>> Start ENTRIES

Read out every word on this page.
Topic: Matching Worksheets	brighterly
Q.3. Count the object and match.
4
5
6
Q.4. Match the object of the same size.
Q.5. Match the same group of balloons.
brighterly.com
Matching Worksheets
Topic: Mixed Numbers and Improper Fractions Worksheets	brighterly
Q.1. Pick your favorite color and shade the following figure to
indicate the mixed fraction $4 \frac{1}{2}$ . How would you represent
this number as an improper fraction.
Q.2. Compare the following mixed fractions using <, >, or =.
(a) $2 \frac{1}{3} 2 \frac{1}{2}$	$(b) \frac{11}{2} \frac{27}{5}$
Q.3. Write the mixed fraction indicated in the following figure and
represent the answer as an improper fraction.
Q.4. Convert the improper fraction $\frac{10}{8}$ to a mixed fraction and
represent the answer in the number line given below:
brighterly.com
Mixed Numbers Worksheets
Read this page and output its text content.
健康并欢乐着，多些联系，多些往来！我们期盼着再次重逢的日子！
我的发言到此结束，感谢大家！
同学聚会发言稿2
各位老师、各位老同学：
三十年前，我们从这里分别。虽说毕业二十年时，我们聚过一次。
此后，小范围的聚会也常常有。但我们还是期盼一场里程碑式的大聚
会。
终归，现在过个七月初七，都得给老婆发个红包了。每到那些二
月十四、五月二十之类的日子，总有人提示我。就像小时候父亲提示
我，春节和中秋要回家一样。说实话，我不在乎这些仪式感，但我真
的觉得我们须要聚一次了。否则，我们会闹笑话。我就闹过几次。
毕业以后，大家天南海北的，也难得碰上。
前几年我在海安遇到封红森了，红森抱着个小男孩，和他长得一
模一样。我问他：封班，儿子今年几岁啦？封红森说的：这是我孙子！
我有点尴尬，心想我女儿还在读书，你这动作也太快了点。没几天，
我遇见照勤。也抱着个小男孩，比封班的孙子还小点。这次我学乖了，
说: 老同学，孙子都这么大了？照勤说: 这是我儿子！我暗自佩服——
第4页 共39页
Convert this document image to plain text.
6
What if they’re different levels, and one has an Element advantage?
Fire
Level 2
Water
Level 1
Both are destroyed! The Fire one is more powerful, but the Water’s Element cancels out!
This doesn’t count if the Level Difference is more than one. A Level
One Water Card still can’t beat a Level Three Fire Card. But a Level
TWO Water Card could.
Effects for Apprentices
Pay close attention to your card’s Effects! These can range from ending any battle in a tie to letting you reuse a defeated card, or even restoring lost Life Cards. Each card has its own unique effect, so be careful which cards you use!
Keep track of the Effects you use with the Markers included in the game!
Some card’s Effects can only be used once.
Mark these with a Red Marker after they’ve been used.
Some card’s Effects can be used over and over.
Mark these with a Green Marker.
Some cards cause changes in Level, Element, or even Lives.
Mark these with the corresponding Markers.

>> End ENTRIES

Each line containing the word "brighterly" counts once; report the total alone.

* _THE COMPLETED TASK_
4